> **STATED EXERCISE**:
Locate all lines with the word "等警示教育片". Copy them.

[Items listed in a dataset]
________________________________________
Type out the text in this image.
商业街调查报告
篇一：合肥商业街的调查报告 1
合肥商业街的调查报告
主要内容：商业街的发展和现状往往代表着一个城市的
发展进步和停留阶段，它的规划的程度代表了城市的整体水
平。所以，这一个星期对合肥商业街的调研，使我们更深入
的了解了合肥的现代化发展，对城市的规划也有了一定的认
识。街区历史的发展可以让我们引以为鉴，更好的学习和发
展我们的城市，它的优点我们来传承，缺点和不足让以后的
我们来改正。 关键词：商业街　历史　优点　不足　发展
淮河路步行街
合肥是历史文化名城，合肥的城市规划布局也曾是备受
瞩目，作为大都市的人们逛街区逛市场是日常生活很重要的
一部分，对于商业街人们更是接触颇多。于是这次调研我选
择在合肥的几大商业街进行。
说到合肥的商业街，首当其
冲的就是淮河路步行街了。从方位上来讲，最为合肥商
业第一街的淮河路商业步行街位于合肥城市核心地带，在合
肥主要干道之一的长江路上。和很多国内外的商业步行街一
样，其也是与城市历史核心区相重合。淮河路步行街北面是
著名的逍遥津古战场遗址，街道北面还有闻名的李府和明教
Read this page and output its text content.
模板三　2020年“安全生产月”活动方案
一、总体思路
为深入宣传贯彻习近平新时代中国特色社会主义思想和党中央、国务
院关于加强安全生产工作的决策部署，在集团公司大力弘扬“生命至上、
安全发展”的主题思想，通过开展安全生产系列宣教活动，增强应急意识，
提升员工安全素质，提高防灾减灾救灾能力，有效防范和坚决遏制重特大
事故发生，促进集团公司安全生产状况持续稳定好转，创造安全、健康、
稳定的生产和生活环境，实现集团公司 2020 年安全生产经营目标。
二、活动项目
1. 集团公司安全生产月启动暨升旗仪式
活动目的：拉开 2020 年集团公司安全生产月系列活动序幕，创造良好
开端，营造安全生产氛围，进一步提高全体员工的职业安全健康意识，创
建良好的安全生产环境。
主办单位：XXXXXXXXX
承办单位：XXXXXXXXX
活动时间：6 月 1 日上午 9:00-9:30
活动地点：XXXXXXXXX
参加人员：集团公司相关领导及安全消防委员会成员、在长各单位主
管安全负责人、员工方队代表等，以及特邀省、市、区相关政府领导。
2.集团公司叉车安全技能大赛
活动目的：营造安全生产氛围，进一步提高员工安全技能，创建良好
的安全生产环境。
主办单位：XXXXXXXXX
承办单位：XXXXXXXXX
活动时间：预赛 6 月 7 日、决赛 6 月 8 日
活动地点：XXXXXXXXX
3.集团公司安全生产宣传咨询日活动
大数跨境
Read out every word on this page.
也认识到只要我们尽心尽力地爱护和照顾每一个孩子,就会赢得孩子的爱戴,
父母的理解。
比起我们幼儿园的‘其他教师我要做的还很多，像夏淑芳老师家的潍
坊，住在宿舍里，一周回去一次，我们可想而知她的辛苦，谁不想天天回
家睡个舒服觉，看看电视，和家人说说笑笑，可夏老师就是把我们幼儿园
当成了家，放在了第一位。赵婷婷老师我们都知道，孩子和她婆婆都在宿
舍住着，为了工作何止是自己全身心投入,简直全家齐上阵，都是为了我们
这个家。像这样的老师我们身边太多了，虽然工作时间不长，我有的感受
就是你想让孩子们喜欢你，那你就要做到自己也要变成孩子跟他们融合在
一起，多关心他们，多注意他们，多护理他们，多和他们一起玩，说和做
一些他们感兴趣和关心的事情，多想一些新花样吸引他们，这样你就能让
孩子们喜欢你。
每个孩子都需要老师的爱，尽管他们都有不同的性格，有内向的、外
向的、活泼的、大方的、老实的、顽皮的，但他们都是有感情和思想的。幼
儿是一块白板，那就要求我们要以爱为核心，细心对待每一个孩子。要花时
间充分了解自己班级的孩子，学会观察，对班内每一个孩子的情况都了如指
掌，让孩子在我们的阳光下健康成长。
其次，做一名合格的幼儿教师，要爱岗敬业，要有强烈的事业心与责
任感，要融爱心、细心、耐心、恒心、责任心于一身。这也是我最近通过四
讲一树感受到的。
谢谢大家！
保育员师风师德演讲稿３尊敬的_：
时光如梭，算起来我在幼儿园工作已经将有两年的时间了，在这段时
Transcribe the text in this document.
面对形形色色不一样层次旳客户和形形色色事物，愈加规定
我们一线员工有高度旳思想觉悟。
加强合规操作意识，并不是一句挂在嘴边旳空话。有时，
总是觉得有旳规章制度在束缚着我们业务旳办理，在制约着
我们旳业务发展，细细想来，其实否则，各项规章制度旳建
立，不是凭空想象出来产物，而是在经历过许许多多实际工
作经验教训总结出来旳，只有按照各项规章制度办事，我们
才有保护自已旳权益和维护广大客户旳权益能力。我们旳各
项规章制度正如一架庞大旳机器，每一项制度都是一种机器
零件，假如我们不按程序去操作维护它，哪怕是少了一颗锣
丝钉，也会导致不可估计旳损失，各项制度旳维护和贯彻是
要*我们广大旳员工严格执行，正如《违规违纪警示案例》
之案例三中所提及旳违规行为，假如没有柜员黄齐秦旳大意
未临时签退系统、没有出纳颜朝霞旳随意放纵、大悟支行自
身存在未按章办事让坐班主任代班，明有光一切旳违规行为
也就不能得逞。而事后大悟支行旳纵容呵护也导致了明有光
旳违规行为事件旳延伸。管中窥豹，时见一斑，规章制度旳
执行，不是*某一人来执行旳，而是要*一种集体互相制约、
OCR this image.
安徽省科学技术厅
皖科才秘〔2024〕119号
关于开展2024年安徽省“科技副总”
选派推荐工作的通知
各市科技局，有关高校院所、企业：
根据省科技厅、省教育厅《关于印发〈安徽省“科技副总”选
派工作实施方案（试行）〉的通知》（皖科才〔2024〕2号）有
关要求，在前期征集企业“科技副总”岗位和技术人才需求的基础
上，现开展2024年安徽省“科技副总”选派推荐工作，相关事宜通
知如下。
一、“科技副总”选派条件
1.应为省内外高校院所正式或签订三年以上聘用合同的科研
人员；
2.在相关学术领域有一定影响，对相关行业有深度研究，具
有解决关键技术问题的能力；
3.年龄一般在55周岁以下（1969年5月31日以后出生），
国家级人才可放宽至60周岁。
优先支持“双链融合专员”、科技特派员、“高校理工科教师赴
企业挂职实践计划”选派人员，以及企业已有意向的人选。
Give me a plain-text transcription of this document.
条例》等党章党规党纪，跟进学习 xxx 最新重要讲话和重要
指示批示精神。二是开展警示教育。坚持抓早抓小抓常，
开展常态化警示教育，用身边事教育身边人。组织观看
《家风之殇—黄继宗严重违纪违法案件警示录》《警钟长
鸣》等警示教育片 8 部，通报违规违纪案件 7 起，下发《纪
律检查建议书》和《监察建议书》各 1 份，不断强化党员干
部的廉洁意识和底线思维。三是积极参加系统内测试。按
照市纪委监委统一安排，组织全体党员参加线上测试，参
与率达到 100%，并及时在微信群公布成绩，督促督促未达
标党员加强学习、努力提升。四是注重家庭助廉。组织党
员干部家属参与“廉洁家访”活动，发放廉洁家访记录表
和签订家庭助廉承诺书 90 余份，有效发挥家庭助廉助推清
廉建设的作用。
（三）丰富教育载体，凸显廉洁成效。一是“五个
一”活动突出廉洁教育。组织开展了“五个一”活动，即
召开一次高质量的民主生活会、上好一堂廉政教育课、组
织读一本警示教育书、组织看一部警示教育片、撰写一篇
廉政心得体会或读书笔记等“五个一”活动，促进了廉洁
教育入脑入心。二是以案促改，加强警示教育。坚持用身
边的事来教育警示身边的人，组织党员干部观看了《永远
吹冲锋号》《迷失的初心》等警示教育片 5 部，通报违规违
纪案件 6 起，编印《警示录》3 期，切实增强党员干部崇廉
________________________________________
> **ANSWER FOR THIS EXERCISE**:
鸣》等警示教育片 8 部，通报违规违纪案件 7 起，下发《纪
吹冲锋号》《迷失的初心》等警示教育片 5 部，通报违规违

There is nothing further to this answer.